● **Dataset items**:
-------------------------

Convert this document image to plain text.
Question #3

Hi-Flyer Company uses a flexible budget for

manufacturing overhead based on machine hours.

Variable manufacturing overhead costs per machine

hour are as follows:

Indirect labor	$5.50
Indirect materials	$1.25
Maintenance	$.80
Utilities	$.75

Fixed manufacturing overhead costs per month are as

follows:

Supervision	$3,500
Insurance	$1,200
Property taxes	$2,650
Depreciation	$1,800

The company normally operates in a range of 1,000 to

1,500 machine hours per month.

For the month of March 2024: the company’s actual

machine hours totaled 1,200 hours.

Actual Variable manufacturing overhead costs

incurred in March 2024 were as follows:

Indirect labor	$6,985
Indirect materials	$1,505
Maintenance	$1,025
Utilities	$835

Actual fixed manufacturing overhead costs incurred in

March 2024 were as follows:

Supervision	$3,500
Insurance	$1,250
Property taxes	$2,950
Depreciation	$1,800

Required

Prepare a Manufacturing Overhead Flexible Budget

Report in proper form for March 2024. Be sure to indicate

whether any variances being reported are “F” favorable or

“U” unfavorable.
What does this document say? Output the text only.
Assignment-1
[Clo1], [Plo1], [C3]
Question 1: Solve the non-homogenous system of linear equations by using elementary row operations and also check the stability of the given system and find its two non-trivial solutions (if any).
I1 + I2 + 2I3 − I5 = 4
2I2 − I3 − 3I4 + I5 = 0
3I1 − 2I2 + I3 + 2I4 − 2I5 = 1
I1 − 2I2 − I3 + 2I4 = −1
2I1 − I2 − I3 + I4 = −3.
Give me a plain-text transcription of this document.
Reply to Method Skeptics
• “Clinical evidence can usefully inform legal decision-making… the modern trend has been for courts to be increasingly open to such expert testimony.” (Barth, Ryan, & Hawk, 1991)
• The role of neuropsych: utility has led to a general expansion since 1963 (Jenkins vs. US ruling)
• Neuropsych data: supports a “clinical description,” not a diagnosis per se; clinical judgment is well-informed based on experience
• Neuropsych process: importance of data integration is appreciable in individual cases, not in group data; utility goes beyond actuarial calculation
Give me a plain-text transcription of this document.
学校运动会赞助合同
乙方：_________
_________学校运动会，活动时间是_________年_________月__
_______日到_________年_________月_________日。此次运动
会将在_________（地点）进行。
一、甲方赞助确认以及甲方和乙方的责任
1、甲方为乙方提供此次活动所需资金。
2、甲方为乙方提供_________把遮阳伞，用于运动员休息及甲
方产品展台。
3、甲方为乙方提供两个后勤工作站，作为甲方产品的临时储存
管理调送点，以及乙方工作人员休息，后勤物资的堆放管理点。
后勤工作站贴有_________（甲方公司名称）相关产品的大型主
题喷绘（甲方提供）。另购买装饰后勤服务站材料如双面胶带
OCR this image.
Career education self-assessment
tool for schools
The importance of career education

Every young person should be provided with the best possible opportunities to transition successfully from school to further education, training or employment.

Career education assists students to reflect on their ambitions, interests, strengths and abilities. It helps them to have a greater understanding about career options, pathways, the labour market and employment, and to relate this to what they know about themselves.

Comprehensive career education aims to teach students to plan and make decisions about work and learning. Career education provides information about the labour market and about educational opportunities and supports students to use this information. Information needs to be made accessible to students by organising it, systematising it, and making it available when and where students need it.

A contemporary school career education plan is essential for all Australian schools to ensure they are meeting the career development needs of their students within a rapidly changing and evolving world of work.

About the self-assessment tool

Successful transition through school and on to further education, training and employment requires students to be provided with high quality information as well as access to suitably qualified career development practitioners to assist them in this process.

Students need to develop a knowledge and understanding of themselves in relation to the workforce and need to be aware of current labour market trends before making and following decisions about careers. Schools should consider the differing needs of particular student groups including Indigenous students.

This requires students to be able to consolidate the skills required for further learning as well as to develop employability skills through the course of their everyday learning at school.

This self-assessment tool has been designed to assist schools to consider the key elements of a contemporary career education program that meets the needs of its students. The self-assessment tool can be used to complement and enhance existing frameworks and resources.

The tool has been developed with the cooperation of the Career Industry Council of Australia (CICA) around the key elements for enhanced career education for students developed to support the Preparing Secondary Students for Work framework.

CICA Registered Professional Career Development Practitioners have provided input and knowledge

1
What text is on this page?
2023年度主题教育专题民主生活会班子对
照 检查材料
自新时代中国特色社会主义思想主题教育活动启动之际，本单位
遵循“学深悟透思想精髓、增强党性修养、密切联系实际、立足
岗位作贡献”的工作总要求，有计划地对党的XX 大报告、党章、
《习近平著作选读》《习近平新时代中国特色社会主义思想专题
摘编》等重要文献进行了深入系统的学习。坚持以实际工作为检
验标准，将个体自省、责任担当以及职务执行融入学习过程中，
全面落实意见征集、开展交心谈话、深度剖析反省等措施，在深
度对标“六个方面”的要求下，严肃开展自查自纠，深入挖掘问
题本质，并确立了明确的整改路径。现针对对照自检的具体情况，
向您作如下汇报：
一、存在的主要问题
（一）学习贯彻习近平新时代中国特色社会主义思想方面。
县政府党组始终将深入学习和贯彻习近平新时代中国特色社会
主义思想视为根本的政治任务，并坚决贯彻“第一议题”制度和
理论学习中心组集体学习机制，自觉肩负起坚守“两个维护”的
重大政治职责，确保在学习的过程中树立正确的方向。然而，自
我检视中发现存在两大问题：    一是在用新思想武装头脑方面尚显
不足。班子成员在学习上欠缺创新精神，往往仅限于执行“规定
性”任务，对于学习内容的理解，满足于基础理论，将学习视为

-------------------------

● **TO DO**: In the listing above, find the lines holding the word "elements" and copy them.

● **PROBLEM SOLUTION**:
This self-assessment tool has been designed to assist schools to consider the key elements of a contemporary career education program that meets the needs of its students. The self-assessment tool can be used to complement and enhance existing frameworks and resources.
The tool has been developed with the cooperation of the Career Industry Council of Australia (CICA) around the key elements for enhanced career education for students developed to support the Preparing Secondary Students for Work framework.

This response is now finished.